Stored data entries:
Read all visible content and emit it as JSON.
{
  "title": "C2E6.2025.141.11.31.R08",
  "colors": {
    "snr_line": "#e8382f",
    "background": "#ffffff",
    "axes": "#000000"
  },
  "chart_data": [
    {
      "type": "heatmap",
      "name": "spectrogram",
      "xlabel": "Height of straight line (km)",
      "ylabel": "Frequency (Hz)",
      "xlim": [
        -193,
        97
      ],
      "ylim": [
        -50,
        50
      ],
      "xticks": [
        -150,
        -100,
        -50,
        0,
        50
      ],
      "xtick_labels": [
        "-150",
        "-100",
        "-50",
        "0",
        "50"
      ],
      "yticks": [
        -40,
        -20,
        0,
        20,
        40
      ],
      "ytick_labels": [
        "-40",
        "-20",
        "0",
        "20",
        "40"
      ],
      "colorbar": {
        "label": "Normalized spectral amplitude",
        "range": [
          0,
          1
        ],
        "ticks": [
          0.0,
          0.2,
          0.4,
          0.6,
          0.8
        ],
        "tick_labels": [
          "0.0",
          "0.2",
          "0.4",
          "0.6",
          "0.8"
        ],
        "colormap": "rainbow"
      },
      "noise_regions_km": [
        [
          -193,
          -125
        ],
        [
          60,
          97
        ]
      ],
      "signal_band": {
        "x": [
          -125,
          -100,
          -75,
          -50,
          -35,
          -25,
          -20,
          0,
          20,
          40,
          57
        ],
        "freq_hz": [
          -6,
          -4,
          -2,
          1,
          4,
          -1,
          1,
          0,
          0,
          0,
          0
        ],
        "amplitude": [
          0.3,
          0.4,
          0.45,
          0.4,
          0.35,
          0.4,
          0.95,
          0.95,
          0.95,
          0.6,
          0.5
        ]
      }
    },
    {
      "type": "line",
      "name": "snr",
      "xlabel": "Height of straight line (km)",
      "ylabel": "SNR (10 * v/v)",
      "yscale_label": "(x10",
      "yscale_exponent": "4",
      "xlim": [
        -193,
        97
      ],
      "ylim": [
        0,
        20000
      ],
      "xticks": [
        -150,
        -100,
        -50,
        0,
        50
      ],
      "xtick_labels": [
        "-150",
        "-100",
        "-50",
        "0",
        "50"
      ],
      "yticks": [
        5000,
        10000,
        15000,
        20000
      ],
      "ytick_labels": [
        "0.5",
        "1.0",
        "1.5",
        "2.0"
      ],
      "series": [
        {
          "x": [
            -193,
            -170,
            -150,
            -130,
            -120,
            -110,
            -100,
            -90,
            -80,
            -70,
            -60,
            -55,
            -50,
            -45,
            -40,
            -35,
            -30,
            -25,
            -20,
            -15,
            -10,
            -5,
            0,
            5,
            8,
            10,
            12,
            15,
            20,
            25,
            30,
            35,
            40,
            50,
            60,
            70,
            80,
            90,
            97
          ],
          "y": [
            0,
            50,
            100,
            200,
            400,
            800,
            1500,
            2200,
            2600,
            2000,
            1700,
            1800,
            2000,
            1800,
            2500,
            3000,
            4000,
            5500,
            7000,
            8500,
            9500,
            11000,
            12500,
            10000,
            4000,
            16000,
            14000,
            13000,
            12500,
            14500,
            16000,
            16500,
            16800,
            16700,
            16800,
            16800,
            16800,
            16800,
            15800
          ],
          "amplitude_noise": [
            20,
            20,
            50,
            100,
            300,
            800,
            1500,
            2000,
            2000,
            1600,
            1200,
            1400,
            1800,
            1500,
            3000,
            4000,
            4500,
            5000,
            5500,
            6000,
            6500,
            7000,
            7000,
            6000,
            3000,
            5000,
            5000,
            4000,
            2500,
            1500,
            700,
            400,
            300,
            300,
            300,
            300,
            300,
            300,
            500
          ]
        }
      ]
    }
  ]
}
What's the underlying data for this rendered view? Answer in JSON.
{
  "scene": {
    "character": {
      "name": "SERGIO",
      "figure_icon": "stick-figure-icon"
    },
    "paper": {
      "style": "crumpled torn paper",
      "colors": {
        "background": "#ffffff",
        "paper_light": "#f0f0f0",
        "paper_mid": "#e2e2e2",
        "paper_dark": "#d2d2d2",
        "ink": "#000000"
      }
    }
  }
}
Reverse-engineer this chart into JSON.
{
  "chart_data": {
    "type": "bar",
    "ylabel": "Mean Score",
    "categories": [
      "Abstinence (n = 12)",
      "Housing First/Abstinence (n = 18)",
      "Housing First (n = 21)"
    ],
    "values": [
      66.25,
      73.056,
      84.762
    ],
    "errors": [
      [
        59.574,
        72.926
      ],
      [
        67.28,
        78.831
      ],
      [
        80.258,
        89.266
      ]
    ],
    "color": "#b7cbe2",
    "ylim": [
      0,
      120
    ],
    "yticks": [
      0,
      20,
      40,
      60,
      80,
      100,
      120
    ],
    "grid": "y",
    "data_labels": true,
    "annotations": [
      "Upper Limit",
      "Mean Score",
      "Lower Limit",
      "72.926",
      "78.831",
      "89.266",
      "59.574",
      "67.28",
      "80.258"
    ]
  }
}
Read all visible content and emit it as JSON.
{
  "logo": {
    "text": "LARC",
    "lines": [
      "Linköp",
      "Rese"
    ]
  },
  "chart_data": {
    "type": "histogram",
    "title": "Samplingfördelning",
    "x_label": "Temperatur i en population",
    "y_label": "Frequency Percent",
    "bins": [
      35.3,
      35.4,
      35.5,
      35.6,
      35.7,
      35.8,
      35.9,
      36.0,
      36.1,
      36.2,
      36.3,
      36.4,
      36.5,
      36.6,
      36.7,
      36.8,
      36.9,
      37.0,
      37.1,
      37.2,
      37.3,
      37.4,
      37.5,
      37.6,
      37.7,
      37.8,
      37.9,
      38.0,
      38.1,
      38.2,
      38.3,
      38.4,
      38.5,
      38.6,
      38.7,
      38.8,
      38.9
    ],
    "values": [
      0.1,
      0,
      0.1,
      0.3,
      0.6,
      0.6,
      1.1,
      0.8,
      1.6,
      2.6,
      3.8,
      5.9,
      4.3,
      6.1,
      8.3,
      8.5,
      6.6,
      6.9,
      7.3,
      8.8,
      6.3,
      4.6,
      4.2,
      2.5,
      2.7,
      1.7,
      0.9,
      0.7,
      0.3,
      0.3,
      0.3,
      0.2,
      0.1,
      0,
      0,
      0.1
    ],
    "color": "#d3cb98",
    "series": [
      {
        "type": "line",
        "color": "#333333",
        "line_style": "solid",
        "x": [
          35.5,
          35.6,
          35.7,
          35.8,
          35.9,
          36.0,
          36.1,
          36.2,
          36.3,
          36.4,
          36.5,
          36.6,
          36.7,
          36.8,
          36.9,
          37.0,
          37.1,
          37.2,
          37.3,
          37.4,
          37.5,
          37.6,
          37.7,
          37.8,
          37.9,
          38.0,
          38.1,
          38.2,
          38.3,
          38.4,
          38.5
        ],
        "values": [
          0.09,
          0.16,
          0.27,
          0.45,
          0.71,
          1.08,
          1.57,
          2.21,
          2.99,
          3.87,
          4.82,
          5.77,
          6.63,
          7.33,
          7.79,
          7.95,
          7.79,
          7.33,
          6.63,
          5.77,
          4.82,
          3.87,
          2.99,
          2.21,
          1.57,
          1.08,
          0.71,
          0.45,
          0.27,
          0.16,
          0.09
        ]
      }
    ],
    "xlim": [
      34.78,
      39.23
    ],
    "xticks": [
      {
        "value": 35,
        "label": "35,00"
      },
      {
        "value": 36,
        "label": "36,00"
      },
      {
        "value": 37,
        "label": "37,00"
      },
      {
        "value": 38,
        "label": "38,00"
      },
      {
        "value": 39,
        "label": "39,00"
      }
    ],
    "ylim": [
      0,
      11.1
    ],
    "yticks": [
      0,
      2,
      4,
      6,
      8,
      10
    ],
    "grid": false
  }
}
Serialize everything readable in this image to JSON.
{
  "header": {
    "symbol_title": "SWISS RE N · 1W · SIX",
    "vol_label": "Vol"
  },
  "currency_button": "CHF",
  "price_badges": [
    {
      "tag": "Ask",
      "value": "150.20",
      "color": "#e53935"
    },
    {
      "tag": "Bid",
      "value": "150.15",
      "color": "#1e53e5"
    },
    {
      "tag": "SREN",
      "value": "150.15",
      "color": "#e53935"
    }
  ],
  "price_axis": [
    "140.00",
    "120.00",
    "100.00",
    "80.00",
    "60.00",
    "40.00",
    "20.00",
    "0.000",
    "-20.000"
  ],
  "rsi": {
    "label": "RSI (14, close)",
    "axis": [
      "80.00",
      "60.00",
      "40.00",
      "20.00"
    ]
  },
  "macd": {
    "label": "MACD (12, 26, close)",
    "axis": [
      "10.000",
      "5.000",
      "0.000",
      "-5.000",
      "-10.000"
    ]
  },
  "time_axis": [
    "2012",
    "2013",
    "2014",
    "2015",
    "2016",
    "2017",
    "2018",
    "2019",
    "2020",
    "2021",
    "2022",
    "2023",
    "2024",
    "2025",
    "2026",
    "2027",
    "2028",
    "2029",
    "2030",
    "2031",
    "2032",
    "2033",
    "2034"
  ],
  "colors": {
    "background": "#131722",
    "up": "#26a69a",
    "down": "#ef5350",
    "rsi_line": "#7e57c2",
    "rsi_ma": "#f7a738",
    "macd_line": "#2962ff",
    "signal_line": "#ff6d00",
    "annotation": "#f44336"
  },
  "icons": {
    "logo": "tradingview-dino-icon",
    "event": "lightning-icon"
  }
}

Problem to solve —
Identify all lines where the word "type" shows up. Copy them.

Answer to the problem —
      "type": "heatmap",
      "type": "line",
    "type": "bar",
    "type": "histogram",
        "type": "line",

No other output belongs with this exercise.